Repeat the entries that follow verbatim, without any of their pictures.

>> BEGIN Listed records

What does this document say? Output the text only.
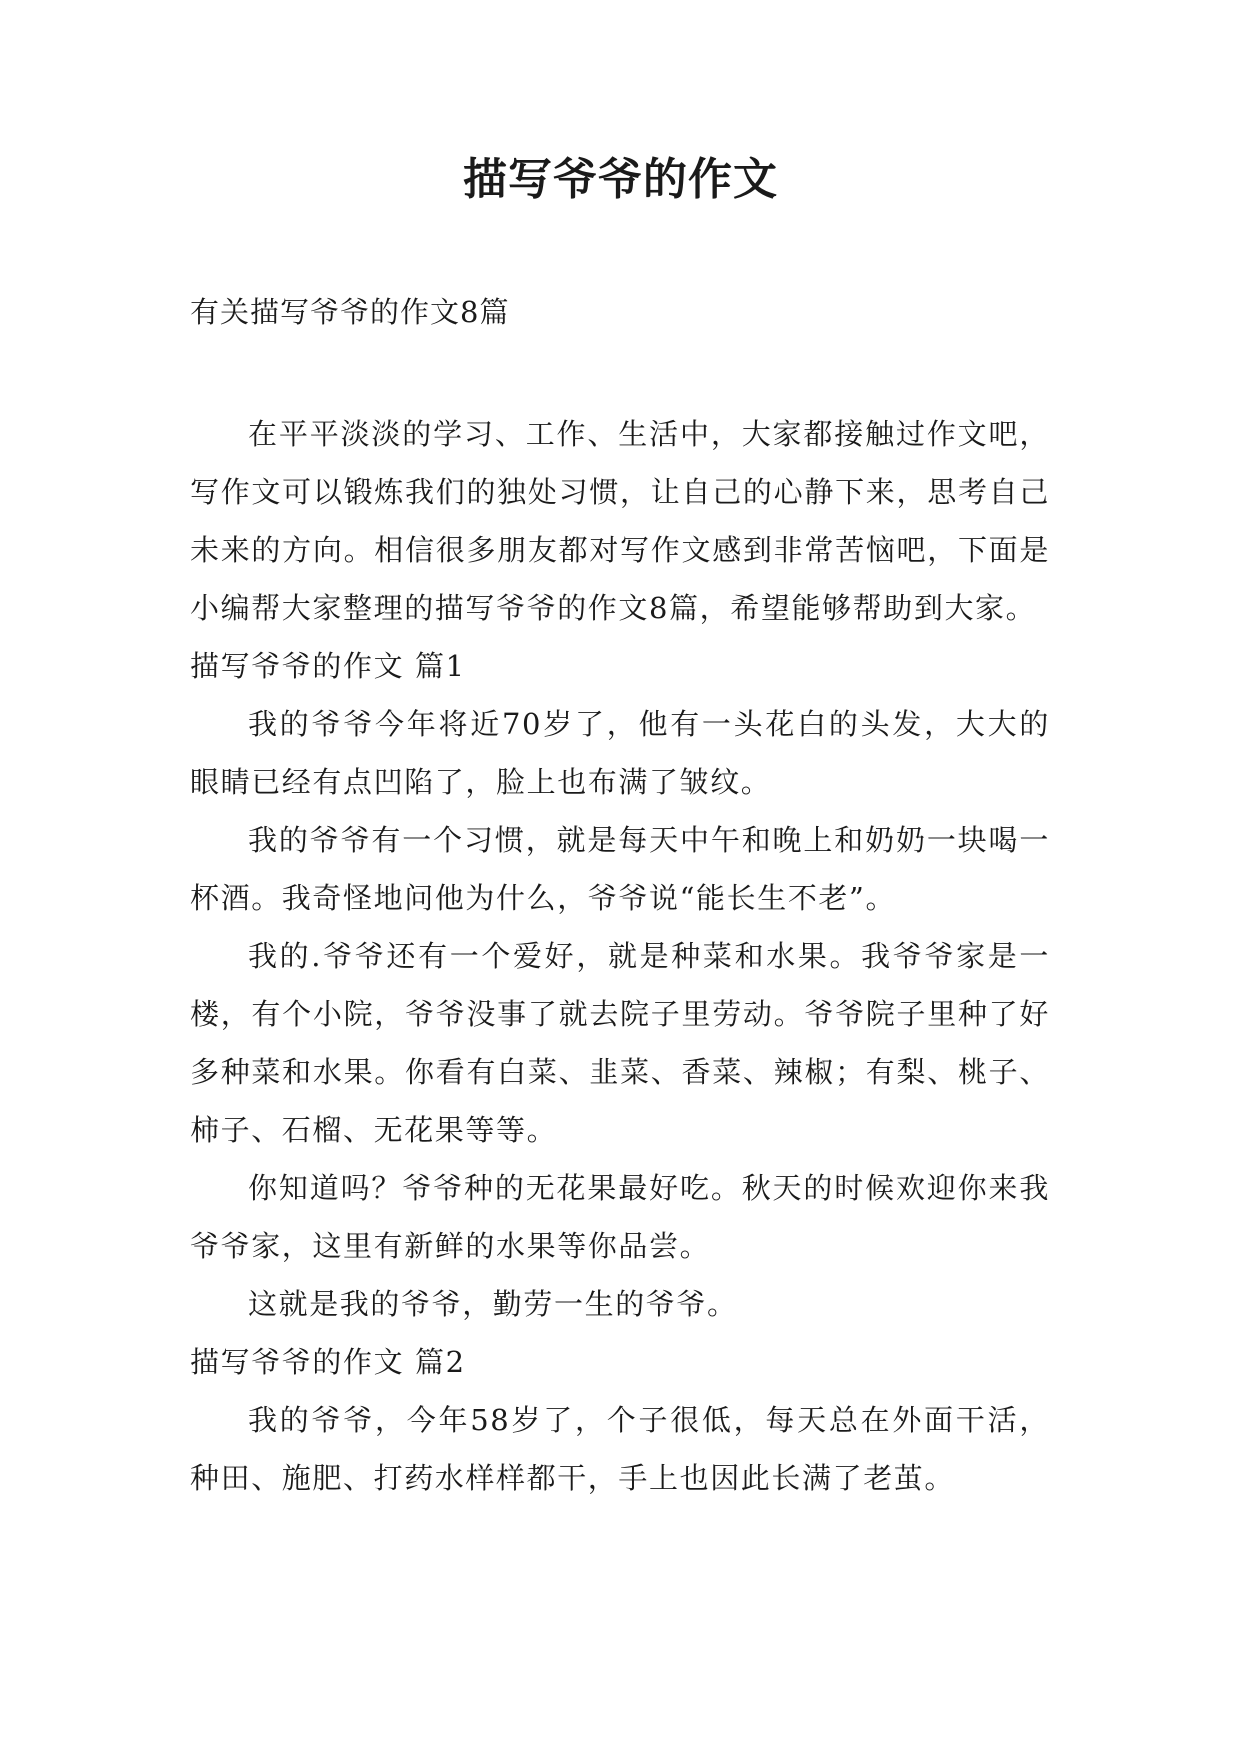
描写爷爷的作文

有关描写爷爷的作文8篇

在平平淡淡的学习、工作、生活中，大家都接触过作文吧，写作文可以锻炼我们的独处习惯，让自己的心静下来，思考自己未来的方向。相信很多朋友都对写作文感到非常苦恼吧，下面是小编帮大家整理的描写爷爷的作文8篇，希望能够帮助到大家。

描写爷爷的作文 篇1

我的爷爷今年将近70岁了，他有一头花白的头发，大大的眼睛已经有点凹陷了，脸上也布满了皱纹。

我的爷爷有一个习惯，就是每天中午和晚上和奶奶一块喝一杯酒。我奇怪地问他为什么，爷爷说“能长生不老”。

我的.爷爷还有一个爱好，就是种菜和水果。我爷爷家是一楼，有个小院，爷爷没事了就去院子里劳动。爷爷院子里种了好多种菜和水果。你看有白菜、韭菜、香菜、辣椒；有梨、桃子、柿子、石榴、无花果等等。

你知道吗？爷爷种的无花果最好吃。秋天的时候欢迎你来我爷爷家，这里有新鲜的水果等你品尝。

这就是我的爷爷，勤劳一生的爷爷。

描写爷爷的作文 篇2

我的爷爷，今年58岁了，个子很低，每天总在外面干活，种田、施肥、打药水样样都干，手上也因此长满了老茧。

>> END Listed records

◆ **Complete output**:
What does this document say? Output the text only.
描写爷爷的作文

有关描写爷爷的作文8篇

在平平淡淡的学习、工作、生活中，大家都接触过作文吧，写作文可以锻炼我们的独处习惯，让自己的心静下来，思考自己未来的方向。相信很多朋友都对写作文感到非常苦恼吧，下面是小编帮大家整理的描写爷爷的作文8篇，希望能够帮助到大家。

描写爷爷的作文 篇1

我的爷爷今年将近70岁了，他有一头花白的头发，大大的眼睛已经有点凹陷了，脸上也布满了皱纹。

我的爷爷有一个习惯，就是每天中午和晚上和奶奶一块喝一杯酒。我奇怪地问他为什么，爷爷说“能长生不老”。

我的.爷爷还有一个爱好，就是种菜和水果。我爷爷家是一楼，有个小院，爷爷没事了就去院子里劳动。爷爷院子里种了好多种菜和水果。你看有白菜、韭菜、香菜、辣椒；有梨、桃子、柿子、石榴、无花果等等。

你知道吗？爷爷种的无花果最好吃。秋天的时候欢迎你来我爷爷家，这里有新鲜的水果等你品尝。

这就是我的爷爷，勤劳一生的爷爷。

描写爷爷的作文 篇2

我的爷爷，今年58岁了，个子很低，每天总在外面干活，种田、施肥、打药水样样都干，手上也因此长满了老茧。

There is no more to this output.